### WORK TO BE COMPLETED
Reproduce each line exactly.

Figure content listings
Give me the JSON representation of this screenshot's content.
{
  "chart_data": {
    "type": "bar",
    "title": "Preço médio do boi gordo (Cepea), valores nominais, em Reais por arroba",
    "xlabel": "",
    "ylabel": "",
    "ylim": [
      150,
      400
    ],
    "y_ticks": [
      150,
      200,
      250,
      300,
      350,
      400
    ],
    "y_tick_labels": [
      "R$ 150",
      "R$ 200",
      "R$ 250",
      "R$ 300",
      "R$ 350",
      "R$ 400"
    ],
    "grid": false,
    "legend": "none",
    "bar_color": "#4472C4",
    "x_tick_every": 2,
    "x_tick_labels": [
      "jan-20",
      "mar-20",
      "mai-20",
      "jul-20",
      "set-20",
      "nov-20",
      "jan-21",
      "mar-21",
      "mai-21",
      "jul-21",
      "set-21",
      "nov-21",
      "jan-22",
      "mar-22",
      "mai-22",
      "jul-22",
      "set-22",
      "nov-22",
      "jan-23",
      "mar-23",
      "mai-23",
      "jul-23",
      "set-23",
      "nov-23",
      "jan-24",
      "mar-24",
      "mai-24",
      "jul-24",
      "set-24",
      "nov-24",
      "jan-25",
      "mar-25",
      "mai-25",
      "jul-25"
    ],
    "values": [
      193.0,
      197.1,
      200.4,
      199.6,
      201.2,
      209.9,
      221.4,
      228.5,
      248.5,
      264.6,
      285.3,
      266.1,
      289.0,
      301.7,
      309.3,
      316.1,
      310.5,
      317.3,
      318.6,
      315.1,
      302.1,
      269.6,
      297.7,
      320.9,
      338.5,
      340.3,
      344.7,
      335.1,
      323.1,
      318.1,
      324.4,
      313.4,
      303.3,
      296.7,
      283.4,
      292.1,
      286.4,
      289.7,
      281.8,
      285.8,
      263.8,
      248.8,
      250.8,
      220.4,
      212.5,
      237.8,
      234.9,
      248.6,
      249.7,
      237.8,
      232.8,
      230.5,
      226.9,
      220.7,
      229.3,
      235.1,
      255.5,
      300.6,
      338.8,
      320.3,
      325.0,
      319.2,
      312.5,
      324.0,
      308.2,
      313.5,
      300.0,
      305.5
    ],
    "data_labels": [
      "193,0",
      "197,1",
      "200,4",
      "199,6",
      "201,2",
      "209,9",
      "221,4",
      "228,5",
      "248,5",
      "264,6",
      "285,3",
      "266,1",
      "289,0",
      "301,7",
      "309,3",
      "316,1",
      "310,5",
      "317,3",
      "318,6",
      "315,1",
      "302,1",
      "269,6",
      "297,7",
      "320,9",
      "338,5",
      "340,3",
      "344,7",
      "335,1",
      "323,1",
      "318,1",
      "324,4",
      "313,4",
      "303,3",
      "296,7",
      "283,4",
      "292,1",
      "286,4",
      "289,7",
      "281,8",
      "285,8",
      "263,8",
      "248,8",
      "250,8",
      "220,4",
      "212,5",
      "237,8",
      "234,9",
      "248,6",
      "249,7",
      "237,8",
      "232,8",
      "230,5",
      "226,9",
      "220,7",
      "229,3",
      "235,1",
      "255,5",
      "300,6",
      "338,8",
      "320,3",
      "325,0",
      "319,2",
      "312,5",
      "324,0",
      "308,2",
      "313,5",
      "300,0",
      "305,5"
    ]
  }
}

### EXERCISE SOLUTION
Give me the JSON representation of this screenshot's content.
{
  "chart_data": {
    "type": "bar",
    "title": "Preço médio do boi gordo (Cepea), valores nominais, em Reais por arroba",
    "xlabel": "",
    "ylabel": "",
    "ylim": [
      150,
      400
    ],
    "y_ticks": [
      150,
      200,
      250,
      300,
      350,
      400
    ],
    "y_tick_labels": [
      "R$ 150",
      "R$ 200",
      "R$ 250",
      "R$ 300",
      "R$ 350",
      "R$ 400"
    ],
    "grid": false,
    "legend": "none",
    "bar_color": "#4472C4",
    "x_tick_every": 2,
    "x_tick_labels": [
      "jan-20",
      "mar-20",
      "mai-20",
      "jul-20",
      "set-20",
      "nov-20",
      "jan-21",
      "mar-21",
      "mai-21",
      "jul-21",
      "set-21",
      "nov-21",
      "jan-22",
      "mar-22",
      "mai-22",
      "jul-22",
      "set-22",
      "nov-22",
      "jan-23",
      "mar-23",
      "mai-23",
      "jul-23",
      "set-23",
      "nov-23",
      "jan-24",
      "mar-24",
      "mai-24",
      "jul-24",
      "set-24",
      "nov-24",
      "jan-25",
      "mar-25",
      "mai-25",
      "jul-25"
    ],
    "values": [
      193.0,
      197.1,
      200.4,
      199.6,
      201.2,
      209.9,
      221.4,
      228.5,
      248.5,
      264.6,
      285.3,
      266.1,
      289.0,
      301.7,
      309.3,
      316.1,
      310.5,
      317.3,
      318.6,
      315.1,
      302.1,
      269.6,
      297.7,
      320.9,
      338.5,
      340.3,
      344.7,
      335.1,
      323.1,
      318.1,
      324.4,
      313.4,
      303.3,
      296.7,
      283.4,
      292.1,
      286.4,
      289.7,
      281.8,
      285.8,
      263.8,
      248.8,
      250.8,
      220.4,
      212.5,
      237.8,
      234.9,
      248.6,
      249.7,
      237.8,
      232.8,
      230.5,
      226.9,
      220.7,
      229.3,
      235.1,
      255.5,
      300.6,
      338.8,
      320.3,
      325.0,
      319.2,
      312.5,
      324.0,
      308.2,
      313.5,
      300.0,
      305.5
    ],
    "data_labels": [
      "193,0",
      "197,1",
      "200,4",
      "199,6",
      "201,2",
      "209,9",
      "221,4",
      "228,5",
      "248,5",
      "264,6",
      "285,3",
      "266,1",
      "289,0",
      "301,7",
      "309,3",
      "316,1",
      "310,5",
      "317,3",
      "318,6",
      "315,1",
      "302,1",
      "269,6",
      "297,7",
      "320,9",
      "338,5",
      "340,3",
      "344,7",
      "335,1",
      "323,1",
      "318,1",
      "324,4",
      "313,4",
      "303,3",
      "296,7",
      "283,4",
      "292,1",
      "286,4",
      "289,7",
      "281,8",
      "285,8",
      "263,8",
      "248,8",
      "250,8",
      "220,4",
      "212,5",
      "237,8",
      "234,9",
      "248,6",
      "249,7",
      "237,8",
      "232,8",
      "230,5",
      "226,9",
      "220,7",
      "229,3",
      "235,1",
      "255,5",
      "300,6",
      "338,8",
      "320,3",
      "325,0",
      "319,2",
      "312,5",
      "324,0",
      "308,2",
      "313,5",
      "300,0",
      "305,5"
    ]
  }
}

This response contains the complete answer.